- _Source_
2019 13 Jun

Content migration in Drupal from XML Source

By Sachin Tibrewal

data migration

migration

Drupal 8 migration

migration in Drupal 8

One of our recent posts talks about migration API in Drupal 8, the basics of migration and migrating data for various field types from a CSV source. Some frameworks and CMS such as Wordpress, etc allow the data to be exported in XML format (or JSON format if certain extensions are available). And more often than not, we find another agency providing us with the XML data of the site which needs to be migrated to Drupal. In this post, we see how content can be migrated to Drupal from an XML source.

Note: It is not a pre-requisite but basic knowledge of XPath selectors can be very helpful.

The major requirements/dependencies that need to be fulfilled are as follows:

Custom module - It contains scripts that will be imported when the module is installed and must have these dependencies: Migrate, Migrate Plus, Migrate Tools.

- _Data excerpt_
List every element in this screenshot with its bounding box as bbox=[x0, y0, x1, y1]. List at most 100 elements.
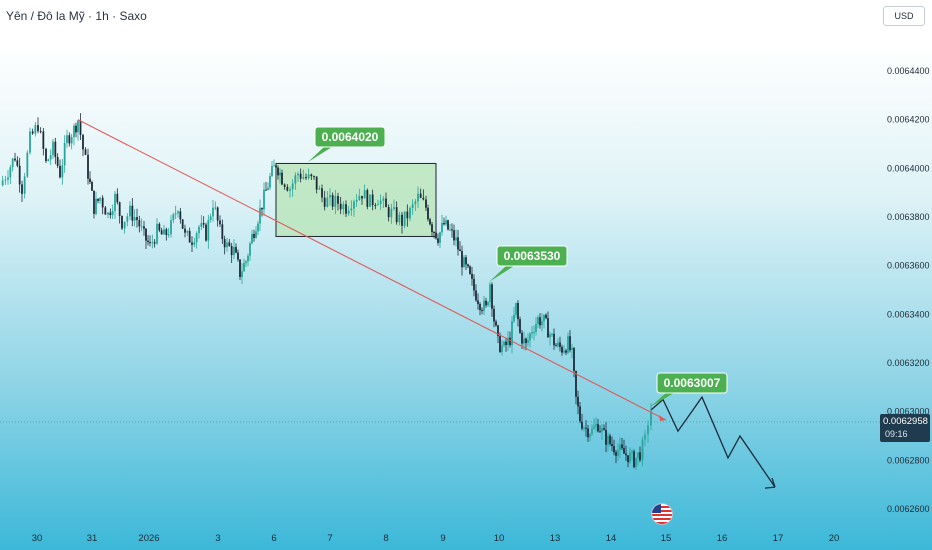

- _Directions_
- 1) In the Drupal XML migration post, condense the paragraph beginning "One of our recent posts" into a short bulleted list that keeps its main facts.
- 2) Pick up the Drupal XML migration post after its final sentence and carry it forward.
The material placed after the Drupal XML migration post stands on its own and is not part of the post.

- _Results for each task_
- 1)
- An earlier post covered Drupal 8's migration API, migration basics, and migrating data for various field types from a CSV source.
- Some frameworks and CMSs, such as WordPress, can export data as XML, or as JSON if certain extensions are available.
- Another agency often supplies a site's XML data that must be migrated to Drupal.
- This post shows how to migrate content to Drupal from an XML source.

- 2)
The main objective for creating a custom module is that when content is successfully migrated and requires no further updates, removing the custom module will remove the migration scripts that were imported without affecting any other workflow on the site.
Source XML file - This file can be external (must be accessible over HTTP) or locally stored (in private file directory).

Writing migrating scripts:

Assuming we are acquainted with basic elements in a migration script such as id, label, migration group, etc., we move on to the most important components of the migration scripts:
Source ~ Process ~ Destination

Let’s have a look at the important parameters that need to be defined.

Source
- url - Source plugin used.
- data_fetcher_plugin - Defines how to retrieve the source data, either a general URL/local file or over an HTTP connection.
- data_parser_plugin - Defines the format for parsing source data such as JSON, XML, soap.
- urls - URL to file or storage path to file with a stream wrapper (can be multiple).
- item_selector - Data is parsed as nodes in XML using XPath selectors. This property identifies the individual item to be migrated.
- fields - Under this parameter, we map the fields to machine names that can be used in the process part of the migration. Each field will have three keys linked to itself: name, label, selector.
  - ‘name’ - unique name to identify the field in other parts of the migration.
  - ‘label’ - describes the type of data.
  - ‘selector’ - the XPath selector relative to the path defined in item_selector to extract the data for the field from the source file.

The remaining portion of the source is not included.